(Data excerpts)
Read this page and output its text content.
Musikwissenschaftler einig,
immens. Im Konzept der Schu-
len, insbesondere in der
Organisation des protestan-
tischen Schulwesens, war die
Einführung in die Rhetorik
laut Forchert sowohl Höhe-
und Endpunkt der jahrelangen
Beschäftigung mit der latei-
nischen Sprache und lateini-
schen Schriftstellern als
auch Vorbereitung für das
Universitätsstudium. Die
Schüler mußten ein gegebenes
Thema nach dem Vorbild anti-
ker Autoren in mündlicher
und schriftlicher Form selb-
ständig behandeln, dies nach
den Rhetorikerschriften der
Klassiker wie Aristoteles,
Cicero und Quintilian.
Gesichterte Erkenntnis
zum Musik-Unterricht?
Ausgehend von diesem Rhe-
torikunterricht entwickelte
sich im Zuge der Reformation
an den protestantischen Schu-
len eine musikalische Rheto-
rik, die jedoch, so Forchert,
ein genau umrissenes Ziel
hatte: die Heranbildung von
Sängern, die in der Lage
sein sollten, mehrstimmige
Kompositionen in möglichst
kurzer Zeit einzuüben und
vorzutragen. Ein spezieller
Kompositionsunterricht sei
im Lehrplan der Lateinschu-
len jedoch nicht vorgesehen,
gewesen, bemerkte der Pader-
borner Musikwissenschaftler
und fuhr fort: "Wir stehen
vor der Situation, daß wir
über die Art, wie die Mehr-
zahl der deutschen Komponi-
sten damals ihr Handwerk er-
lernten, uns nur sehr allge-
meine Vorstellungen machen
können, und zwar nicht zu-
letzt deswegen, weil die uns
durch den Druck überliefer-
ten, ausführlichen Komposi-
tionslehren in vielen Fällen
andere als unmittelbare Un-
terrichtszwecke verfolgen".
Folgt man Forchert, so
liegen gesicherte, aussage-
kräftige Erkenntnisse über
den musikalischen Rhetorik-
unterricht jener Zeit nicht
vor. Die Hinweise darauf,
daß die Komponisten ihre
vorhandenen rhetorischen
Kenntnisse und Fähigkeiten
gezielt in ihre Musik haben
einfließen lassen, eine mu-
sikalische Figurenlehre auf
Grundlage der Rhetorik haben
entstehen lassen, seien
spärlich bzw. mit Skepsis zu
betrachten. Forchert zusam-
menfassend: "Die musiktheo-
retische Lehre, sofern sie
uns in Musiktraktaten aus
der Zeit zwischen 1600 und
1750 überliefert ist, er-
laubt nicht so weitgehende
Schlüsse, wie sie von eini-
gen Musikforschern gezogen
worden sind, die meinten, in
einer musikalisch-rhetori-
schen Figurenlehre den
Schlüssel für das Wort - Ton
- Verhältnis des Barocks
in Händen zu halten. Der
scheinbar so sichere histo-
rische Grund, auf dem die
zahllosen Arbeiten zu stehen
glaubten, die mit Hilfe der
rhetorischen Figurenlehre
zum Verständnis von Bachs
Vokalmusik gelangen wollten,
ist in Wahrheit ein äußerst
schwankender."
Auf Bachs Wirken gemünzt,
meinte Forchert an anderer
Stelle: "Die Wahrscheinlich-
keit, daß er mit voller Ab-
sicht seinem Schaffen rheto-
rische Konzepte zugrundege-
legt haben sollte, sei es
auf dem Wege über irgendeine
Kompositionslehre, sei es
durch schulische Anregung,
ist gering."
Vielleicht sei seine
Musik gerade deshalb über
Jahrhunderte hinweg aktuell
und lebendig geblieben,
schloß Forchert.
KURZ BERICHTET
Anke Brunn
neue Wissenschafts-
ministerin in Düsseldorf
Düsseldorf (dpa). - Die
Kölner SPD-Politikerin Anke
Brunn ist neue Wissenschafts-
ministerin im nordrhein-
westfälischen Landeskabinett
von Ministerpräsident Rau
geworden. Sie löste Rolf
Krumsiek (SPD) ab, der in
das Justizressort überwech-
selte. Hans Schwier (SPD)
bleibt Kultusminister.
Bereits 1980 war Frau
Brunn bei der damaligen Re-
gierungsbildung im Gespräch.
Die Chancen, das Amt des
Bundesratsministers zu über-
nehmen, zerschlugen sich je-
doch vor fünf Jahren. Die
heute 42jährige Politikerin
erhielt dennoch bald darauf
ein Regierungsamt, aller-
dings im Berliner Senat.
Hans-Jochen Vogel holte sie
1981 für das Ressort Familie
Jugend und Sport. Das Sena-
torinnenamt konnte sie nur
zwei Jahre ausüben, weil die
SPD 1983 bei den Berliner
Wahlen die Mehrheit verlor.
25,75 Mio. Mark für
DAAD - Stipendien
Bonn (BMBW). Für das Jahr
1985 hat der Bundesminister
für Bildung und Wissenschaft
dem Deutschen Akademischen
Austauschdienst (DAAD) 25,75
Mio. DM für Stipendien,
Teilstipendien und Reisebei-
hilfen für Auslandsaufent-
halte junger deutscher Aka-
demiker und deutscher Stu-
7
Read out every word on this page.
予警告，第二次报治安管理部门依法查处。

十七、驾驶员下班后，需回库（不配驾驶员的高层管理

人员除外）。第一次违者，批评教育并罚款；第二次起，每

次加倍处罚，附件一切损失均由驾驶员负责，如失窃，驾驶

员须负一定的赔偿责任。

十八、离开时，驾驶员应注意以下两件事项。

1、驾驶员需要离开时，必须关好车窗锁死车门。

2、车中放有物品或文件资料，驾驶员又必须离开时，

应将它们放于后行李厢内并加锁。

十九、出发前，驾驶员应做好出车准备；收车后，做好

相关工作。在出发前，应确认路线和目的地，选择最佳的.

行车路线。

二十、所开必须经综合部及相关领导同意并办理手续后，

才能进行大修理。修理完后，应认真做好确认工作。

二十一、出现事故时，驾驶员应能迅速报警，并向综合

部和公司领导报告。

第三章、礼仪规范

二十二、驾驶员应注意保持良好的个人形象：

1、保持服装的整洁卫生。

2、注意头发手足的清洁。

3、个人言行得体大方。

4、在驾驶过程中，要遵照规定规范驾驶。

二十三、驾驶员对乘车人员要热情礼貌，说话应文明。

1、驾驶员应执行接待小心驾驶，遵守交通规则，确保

**What the task requires:** Every line above should be printed again exactly as it stands.

**The response:**
Read this page and output its text content.
Musikwissenschaftler einig,
immens. Im Konzept der Schu-
len, insbesondere in der
Organisation des protestan-
tischen Schulwesens, war die
Einführung in die Rhetorik
laut Forchert sowohl Höhe-
und Endpunkt der jahrelangen
Beschäftigung mit der latei-
nischen Sprache und lateini-
schen Schriftstellern als
auch Vorbereitung für das
Universitätsstudium. Die
Schüler mußten ein gegebenes
Thema nach dem Vorbild anti-
ker Autoren in mündlicher
und schriftlicher Form selb-
ständig behandeln, dies nach
den Rhetorikerschriften der
Klassiker wie Aristoteles,
Cicero und Quintilian.
Gesichterte Erkenntnis
zum Musik-Unterricht?
Ausgehend von diesem Rhe-
torikunterricht entwickelte
sich im Zuge der Reformation
an den protestantischen Schu-
len eine musikalische Rheto-
rik, die jedoch, so Forchert,
ein genau umrissenes Ziel
hatte: die Heranbildung von
Sängern, die in der Lage
sein sollten, mehrstimmige
Kompositionen in möglichst
kurzer Zeit einzuüben und
vorzutragen. Ein spezieller
Kompositionsunterricht sei
im Lehrplan der Lateinschu-
len jedoch nicht vorgesehen,
gewesen, bemerkte der Pader-
borner Musikwissenschaftler
und fuhr fort: "Wir stehen
vor der Situation, daß wir
über die Art, wie die Mehr-
zahl der deutschen Komponi-
sten damals ihr Handwerk er-
lernten, uns nur sehr allge-
meine Vorstellungen machen
können, und zwar nicht zu-
letzt deswegen, weil die uns
durch den Druck überliefer-
ten, ausführlichen Komposi-
tionslehren in vielen Fällen
andere als unmittelbare Un-
terrichtszwecke verfolgen".
Folgt man Forchert, so
liegen gesicherte, aussage-
kräftige Erkenntnisse über
den musikalischen Rhetorik-
unterricht jener Zeit nicht
vor. Die Hinweise darauf,
daß die Komponisten ihre
vorhandenen rhetorischen
Kenntnisse und Fähigkeiten
gezielt in ihre Musik haben
einfließen lassen, eine mu-
sikalische Figurenlehre auf
Grundlage der Rhetorik haben
entstehen lassen, seien
spärlich bzw. mit Skepsis zu
betrachten. Forchert zusam-
menfassend: "Die musiktheo-
retische Lehre, sofern sie
uns in Musiktraktaten aus
der Zeit zwischen 1600 und
1750 überliefert ist, er-
laubt nicht so weitgehende
Schlüsse, wie sie von eini-
gen Musikforschern gezogen
worden sind, die meinten, in
einer musikalisch-rhetori-
schen Figurenlehre den
Schlüssel für das Wort - Ton
- Verhältnis des Barocks
in Händen zu halten. Der
scheinbar so sichere histo-
rische Grund, auf dem die
zahllosen Arbeiten zu stehen
glaubten, die mit Hilfe der
rhetorischen Figurenlehre
zum Verständnis von Bachs
Vokalmusik gelangen wollten,
ist in Wahrheit ein äußerst
schwankender."
Auf Bachs Wirken gemünzt,
meinte Forchert an anderer
Stelle: "Die Wahrscheinlich-
keit, daß er mit voller Ab-
sicht seinem Schaffen rheto-
rische Konzepte zugrundege-
legt haben sollte, sei es
auf dem Wege über irgendeine
Kompositionslehre, sei es
durch schulische Anregung,
ist gering."
Vielleicht sei seine
Musik gerade deshalb über
Jahrhunderte hinweg aktuell
und lebendig geblieben,
schloß Forchert.
KURZ BERICHTET
Anke Brunn
neue Wissenschafts-
ministerin in Düsseldorf
Düsseldorf (dpa). - Die
Kölner SPD-Politikerin Anke
Brunn ist neue Wissenschafts-
ministerin im nordrhein-
westfälischen Landeskabinett
von Ministerpräsident Rau
geworden. Sie löste Rolf
Krumsiek (SPD) ab, der in
das Justizressort überwech-
selte. Hans Schwier (SPD)
bleibt Kultusminister.
Bereits 1980 war Frau
Brunn bei der damaligen Re-
gierungsbildung im Gespräch.
Die Chancen, das Amt des
Bundesratsministers zu über-
nehmen, zerschlugen sich je-
doch vor fünf Jahren. Die
heute 42jährige Politikerin
erhielt dennoch bald darauf
ein Regierungsamt, aller-
dings im Berliner Senat.
Hans-Jochen Vogel holte sie
1981 für das Ressort Familie
Jugend und Sport. Das Sena-
torinnenamt konnte sie nur
zwei Jahre ausüben, weil die
SPD 1983 bei den Berliner
Wahlen die Mehrheit verlor.
25,75 Mio. Mark für
DAAD - Stipendien
Bonn (BMBW). Für das Jahr
1985 hat der Bundesminister
für Bildung und Wissenschaft
dem Deutschen Akademischen
Austauschdienst (DAAD) 25,75
Mio. DM für Stipendien,
Teilstipendien und Reisebei-
hilfen für Auslandsaufent-
halte junger deutscher Aka-
demiker und deutscher Stu-
7
Read out every word on this page.
予警告，第二次报治安管理部门依法查处。

十七、驾驶员下班后，需回库（不配驾驶员的高层管理

人员除外）。第一次违者，批评教育并罚款；第二次起，每

次加倍处罚，附件一切损失均由驾驶员负责，如失窃，驾驶

员须负一定的赔偿责任。

十八、离开时，驾驶员应注意以下两件事项。

1、驾驶员需要离开时，必须关好车窗锁死车门。

2、车中放有物品或文件资料，驾驶员又必须离开时，

应将它们放于后行李厢内并加锁。

十九、出发前，驾驶员应做好出车准备；收车后，做好

相关工作。在出发前，应确认路线和目的地，选择最佳的.

行车路线。

二十、所开必须经综合部及相关领导同意并办理手续后，

才能进行大修理。修理完后，应认真做好确认工作。

二十一、出现事故时，驾驶员应能迅速报警，并向综合

部和公司领导报告。

第三章、礼仪规范

二十二、驾驶员应注意保持良好的个人形象：

1、保持服装的整洁卫生。

2、注意头发手足的清洁。

3、个人言行得体大方。

4、在驾驶过程中，要遵照规定规范驾驶。

二十三、驾驶员对乘车人员要热情礼貌，说话应文明。

1、驾驶员应执行接待小心驾驶，遵守交通规则，确保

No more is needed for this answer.